_AVAILABLE DATA_:
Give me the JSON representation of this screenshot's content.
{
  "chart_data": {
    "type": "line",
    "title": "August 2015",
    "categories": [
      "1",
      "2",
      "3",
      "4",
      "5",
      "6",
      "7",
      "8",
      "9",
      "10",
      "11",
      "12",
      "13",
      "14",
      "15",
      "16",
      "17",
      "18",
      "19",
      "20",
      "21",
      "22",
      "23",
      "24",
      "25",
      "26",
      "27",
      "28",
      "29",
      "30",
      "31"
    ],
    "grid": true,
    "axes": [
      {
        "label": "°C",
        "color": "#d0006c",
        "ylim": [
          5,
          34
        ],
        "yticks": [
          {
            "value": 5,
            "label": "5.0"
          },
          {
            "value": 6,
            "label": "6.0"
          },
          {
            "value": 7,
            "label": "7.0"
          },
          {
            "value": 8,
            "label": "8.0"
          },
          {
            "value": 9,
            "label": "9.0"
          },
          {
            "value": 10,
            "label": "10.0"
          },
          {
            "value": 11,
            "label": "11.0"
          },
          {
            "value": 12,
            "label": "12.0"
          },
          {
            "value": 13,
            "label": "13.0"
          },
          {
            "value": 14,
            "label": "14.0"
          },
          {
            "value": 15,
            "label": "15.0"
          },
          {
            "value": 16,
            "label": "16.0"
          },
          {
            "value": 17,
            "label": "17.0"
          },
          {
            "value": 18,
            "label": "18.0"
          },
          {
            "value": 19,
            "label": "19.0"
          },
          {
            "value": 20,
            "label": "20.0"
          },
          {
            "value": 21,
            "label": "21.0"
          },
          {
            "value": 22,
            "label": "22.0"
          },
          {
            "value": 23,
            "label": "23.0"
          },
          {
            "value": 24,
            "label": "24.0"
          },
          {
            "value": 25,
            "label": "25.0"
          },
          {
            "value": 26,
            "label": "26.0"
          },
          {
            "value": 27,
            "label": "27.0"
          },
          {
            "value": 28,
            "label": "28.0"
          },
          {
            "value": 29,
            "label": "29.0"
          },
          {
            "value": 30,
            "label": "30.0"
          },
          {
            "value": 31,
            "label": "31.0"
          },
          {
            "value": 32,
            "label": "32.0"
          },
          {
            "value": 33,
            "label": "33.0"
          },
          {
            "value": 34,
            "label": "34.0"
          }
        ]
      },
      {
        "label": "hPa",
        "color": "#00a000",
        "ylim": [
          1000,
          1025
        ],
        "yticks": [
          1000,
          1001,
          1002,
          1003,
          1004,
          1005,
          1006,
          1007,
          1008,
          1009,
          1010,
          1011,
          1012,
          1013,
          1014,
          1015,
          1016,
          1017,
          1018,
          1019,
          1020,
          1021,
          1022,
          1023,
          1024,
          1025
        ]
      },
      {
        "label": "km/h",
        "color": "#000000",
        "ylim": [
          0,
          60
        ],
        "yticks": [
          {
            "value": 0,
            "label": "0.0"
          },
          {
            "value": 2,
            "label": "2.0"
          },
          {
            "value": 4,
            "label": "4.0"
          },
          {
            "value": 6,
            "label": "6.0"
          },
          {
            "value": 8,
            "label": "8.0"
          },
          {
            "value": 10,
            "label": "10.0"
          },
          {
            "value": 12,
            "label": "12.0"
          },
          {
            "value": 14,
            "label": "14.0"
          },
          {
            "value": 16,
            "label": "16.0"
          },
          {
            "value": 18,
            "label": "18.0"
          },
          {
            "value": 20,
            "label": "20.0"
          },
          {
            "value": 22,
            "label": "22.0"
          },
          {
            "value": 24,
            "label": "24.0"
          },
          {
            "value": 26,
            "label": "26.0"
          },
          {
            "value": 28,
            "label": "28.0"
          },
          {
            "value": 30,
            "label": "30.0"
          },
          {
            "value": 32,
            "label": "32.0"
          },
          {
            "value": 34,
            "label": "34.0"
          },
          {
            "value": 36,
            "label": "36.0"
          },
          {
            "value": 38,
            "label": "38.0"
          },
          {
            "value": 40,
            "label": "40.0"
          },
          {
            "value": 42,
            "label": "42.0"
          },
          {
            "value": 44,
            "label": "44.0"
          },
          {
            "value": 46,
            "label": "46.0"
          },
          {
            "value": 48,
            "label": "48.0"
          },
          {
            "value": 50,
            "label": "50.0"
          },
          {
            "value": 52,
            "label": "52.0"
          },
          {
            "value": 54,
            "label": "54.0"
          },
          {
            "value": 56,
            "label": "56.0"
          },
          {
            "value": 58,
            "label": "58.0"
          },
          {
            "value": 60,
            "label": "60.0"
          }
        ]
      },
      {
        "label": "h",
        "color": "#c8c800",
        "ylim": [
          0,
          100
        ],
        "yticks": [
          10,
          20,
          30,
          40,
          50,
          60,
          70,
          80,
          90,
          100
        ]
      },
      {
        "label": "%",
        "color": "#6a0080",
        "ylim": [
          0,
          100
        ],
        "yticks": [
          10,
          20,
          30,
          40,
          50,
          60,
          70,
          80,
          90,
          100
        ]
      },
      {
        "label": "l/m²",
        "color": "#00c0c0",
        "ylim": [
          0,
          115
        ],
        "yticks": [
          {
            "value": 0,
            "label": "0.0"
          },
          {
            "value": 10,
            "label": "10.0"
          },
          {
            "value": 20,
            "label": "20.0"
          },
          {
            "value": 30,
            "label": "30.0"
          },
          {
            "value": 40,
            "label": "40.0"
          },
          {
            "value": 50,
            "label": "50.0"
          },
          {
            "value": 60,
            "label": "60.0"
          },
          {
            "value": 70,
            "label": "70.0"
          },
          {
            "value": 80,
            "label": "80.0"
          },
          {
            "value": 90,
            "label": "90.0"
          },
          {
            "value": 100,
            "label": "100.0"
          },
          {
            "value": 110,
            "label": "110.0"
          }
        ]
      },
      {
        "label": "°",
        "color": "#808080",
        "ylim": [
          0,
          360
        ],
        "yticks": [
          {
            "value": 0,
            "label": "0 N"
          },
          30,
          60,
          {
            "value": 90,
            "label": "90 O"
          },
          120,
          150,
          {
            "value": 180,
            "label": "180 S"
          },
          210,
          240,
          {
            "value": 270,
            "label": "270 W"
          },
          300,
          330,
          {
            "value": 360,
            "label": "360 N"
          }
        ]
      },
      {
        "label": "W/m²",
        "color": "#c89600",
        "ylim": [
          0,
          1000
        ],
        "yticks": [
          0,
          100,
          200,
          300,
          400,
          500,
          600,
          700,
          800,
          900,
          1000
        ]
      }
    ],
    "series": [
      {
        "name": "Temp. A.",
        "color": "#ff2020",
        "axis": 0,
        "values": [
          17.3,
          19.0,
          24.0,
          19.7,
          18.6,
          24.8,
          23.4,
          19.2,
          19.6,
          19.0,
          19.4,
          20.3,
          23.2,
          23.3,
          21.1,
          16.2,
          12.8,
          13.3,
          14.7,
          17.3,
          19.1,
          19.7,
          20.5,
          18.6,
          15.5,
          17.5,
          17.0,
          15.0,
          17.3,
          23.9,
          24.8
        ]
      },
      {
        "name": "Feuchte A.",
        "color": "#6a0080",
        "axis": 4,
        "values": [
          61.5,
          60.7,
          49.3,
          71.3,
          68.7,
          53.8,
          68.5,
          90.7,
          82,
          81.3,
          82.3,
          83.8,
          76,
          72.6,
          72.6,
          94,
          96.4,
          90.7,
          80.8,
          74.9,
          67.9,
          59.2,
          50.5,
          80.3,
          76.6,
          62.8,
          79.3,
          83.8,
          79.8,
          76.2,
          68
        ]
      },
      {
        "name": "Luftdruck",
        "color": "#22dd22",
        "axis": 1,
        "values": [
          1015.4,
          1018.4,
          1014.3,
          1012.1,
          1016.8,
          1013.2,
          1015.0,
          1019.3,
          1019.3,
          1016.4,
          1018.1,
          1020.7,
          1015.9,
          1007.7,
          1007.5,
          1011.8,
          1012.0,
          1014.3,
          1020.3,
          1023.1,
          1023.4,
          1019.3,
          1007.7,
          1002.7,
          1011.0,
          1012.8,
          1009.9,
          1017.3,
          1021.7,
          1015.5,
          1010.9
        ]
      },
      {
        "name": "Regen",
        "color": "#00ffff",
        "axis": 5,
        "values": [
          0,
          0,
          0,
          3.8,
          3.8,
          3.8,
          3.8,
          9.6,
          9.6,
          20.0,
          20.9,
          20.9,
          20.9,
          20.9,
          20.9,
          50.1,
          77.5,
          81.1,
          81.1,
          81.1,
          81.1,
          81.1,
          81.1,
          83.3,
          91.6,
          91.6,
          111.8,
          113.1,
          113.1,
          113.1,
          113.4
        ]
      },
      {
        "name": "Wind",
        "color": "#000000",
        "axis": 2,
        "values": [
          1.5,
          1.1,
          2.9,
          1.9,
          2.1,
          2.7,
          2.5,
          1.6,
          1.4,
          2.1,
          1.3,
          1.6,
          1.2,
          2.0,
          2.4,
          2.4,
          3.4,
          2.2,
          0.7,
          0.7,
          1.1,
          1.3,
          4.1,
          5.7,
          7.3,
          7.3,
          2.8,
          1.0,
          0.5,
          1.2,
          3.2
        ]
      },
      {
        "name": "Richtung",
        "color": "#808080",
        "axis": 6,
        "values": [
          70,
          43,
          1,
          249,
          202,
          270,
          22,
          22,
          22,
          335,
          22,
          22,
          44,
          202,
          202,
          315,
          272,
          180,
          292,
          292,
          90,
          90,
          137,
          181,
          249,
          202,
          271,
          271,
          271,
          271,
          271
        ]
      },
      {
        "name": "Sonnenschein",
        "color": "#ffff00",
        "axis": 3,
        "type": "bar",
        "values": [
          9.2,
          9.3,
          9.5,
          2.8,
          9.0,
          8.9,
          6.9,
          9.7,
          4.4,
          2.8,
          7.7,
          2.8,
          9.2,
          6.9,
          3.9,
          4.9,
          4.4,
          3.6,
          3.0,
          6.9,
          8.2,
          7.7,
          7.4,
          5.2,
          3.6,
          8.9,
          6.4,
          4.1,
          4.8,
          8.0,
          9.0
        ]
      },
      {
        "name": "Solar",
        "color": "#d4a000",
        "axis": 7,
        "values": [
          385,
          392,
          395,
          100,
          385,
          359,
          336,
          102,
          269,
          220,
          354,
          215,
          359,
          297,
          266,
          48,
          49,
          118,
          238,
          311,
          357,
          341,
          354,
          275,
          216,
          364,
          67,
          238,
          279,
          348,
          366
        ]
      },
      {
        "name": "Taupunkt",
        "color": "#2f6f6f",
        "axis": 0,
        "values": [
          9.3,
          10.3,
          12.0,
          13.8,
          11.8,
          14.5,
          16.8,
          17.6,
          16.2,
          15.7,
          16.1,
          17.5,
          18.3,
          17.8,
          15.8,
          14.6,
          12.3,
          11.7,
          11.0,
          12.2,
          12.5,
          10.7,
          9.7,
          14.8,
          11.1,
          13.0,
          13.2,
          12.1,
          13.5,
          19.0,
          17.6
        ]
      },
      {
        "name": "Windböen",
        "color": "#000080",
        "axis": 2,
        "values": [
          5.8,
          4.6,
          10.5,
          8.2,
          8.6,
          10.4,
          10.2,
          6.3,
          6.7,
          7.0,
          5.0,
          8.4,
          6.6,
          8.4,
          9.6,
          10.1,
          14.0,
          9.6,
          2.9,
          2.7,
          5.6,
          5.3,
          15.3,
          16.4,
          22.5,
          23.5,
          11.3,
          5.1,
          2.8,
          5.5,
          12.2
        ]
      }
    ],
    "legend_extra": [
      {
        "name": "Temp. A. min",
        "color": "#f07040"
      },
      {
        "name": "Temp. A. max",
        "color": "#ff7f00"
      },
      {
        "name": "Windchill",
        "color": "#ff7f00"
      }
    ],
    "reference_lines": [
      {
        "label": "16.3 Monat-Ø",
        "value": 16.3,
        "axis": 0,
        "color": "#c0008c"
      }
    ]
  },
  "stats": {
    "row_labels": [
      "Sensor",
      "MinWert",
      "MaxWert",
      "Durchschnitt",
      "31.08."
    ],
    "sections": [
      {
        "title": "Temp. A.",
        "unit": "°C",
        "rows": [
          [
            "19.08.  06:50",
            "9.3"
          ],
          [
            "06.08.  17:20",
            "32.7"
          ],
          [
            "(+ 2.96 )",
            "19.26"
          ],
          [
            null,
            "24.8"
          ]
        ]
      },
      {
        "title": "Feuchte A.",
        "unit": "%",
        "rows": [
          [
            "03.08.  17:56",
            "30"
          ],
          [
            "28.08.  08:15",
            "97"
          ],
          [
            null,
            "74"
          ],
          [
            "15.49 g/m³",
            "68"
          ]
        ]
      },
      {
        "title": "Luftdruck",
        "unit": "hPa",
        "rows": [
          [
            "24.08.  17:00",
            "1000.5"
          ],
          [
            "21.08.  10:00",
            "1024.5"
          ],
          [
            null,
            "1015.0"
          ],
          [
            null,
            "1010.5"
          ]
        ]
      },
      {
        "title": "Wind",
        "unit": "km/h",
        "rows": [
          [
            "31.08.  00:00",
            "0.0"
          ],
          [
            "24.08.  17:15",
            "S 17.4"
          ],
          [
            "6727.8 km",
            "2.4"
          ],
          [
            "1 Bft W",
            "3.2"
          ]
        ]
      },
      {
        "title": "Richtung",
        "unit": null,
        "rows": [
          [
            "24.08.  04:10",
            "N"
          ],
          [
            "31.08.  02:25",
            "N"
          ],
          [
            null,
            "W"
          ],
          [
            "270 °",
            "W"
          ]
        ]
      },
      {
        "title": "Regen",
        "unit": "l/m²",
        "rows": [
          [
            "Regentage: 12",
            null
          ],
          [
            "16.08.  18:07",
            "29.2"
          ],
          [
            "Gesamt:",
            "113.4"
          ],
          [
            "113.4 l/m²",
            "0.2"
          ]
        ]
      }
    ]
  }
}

_DIRECTIVE_:
Give solely the number of lines in the data that contain the string "title".

_TASK RESULT_:
7